What is asked
Which lines hold the string "this"? Copy every one of them.

Data entries:
--

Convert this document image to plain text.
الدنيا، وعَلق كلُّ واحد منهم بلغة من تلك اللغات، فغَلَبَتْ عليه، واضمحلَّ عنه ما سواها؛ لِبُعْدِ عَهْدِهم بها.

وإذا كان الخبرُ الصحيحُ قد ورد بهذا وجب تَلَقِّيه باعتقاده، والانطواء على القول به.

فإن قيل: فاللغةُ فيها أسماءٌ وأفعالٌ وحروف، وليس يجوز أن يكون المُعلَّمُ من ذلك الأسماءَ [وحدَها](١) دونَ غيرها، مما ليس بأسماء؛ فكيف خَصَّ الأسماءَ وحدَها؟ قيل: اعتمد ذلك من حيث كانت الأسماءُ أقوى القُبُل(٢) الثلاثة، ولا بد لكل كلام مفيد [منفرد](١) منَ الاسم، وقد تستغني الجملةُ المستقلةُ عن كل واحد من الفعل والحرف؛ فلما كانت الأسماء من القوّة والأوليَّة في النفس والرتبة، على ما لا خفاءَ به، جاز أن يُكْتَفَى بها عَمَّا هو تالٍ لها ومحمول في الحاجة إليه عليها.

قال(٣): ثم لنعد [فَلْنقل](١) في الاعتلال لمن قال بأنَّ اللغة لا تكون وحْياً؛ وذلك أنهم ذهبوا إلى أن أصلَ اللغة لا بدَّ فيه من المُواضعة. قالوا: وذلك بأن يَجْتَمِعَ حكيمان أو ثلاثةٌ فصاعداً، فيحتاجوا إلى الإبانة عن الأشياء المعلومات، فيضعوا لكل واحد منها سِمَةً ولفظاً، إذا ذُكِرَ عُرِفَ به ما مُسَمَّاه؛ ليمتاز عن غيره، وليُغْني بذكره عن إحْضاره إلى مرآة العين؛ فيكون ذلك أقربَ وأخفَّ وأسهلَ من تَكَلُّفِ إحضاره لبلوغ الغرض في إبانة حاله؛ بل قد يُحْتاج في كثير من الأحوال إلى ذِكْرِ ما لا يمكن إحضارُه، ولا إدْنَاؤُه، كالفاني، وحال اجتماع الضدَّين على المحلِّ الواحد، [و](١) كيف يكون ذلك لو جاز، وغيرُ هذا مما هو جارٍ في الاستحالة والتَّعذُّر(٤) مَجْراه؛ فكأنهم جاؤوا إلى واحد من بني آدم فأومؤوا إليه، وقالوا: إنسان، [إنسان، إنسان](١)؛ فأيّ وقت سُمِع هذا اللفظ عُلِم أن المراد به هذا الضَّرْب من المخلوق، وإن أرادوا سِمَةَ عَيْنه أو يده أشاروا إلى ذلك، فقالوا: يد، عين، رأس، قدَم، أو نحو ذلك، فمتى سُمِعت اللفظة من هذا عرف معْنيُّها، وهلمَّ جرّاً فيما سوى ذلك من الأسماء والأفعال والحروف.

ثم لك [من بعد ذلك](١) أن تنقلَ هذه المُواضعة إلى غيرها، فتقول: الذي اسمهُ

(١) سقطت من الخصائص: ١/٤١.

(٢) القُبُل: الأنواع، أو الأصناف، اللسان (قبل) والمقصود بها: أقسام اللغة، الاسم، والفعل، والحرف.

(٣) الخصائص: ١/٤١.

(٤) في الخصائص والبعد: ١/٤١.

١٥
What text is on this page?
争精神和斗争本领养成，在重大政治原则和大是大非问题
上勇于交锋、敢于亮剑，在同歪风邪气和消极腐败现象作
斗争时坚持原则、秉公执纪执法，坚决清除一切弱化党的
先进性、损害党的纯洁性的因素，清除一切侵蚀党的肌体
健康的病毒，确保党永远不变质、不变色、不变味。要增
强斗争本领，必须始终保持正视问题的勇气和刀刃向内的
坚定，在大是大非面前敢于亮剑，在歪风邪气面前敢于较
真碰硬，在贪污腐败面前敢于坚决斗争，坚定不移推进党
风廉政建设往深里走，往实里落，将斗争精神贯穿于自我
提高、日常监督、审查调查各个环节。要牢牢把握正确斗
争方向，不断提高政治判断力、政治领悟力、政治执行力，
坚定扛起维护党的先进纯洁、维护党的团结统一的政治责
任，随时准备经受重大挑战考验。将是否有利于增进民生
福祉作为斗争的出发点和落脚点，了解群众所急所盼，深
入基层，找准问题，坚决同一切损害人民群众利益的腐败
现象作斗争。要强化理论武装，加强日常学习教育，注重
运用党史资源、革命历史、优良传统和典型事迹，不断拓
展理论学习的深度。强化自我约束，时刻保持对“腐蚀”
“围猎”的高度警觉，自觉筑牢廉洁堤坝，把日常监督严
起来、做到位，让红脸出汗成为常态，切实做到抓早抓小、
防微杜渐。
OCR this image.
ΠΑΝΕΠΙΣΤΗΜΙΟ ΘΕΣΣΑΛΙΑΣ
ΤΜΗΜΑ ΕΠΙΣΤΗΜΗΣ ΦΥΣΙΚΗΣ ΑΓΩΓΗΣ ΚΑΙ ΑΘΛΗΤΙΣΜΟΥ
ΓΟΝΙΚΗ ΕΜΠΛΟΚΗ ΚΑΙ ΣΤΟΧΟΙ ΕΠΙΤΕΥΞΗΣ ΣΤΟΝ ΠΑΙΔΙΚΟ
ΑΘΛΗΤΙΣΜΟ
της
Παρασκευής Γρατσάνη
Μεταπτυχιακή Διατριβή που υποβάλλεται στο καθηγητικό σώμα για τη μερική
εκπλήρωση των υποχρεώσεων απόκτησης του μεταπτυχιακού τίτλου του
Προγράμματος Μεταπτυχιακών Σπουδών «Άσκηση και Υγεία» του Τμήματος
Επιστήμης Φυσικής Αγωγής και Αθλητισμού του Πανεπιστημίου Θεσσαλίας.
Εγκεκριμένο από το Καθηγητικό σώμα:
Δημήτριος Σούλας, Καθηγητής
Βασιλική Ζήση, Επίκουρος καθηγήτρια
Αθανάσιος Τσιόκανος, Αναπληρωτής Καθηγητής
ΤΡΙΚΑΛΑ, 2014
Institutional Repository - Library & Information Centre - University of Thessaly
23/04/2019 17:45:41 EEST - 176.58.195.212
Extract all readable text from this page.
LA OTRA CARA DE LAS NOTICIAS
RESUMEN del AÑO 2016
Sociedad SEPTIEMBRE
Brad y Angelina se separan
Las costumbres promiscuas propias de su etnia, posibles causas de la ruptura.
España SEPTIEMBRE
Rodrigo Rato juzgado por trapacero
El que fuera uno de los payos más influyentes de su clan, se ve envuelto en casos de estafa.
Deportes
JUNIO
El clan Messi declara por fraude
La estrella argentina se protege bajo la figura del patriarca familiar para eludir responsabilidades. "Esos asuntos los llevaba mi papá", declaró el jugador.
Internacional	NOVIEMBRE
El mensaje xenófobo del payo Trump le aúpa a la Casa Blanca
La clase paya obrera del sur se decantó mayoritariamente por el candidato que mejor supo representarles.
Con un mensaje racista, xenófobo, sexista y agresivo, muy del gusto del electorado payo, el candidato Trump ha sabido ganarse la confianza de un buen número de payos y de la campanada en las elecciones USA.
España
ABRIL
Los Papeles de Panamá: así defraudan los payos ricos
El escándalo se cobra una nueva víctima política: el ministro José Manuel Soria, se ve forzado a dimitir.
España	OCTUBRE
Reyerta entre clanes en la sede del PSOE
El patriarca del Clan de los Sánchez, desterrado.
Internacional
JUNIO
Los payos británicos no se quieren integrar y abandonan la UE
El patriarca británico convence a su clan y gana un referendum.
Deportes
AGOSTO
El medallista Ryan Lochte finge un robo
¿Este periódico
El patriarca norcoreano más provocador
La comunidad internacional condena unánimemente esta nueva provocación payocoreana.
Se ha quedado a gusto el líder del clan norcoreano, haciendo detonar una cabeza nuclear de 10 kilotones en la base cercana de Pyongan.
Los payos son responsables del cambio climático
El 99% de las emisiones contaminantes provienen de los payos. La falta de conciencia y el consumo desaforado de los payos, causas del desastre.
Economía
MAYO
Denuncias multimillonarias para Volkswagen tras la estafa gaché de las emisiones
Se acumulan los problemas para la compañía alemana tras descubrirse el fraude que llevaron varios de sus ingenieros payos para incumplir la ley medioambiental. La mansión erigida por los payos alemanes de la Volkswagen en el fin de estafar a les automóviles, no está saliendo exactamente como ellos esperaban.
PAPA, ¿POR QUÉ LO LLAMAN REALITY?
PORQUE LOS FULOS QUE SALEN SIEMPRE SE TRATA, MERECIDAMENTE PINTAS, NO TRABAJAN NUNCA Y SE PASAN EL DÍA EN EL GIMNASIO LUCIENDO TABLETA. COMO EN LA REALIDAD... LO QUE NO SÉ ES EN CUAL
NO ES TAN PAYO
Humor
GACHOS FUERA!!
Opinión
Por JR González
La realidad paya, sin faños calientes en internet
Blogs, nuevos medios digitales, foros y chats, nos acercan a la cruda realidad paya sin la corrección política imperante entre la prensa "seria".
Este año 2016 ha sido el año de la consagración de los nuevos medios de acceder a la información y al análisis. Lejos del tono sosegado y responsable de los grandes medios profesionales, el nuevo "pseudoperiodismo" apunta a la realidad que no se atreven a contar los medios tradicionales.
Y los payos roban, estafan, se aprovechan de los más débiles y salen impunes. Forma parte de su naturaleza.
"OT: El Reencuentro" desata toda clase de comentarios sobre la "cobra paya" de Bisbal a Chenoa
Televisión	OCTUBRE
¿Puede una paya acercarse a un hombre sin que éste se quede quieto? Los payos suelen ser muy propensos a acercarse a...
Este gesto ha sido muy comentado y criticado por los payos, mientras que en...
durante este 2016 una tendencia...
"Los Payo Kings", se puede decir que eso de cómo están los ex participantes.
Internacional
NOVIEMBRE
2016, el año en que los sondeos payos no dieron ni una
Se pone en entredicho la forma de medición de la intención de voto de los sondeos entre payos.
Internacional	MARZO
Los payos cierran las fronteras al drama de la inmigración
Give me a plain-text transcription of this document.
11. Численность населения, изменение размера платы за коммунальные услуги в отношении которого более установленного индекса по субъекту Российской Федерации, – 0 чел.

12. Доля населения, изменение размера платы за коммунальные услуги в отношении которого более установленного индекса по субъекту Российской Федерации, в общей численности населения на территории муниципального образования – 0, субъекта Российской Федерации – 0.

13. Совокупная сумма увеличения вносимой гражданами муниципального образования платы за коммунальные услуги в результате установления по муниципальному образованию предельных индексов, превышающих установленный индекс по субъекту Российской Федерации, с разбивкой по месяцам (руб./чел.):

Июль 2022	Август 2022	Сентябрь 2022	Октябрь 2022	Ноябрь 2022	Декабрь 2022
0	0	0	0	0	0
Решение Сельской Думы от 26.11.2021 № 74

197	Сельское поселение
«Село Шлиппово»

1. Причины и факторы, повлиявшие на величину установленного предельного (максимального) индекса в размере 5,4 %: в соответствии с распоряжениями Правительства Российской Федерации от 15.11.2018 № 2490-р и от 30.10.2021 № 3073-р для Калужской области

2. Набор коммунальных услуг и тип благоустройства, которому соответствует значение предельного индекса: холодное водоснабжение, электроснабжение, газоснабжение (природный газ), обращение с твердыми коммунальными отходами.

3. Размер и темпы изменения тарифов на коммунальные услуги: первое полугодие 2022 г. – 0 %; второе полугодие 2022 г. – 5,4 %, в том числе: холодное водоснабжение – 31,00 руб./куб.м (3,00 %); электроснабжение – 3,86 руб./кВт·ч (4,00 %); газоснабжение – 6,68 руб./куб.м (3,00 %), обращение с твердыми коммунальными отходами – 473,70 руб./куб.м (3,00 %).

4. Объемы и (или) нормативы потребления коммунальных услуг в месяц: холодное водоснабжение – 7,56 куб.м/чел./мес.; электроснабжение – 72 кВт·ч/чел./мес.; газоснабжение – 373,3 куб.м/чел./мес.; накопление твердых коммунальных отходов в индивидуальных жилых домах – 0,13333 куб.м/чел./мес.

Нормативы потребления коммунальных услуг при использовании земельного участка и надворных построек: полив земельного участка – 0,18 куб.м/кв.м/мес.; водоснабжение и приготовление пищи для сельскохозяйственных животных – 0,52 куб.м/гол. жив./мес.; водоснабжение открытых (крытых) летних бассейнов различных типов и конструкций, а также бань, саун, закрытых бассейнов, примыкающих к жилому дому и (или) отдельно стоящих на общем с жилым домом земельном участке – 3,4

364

--

Written solution
Convert this document image to plain text.
What text is on this page?
OCR this image.
Extract all readable text from this page.
Give me a plain-text transcription of this document.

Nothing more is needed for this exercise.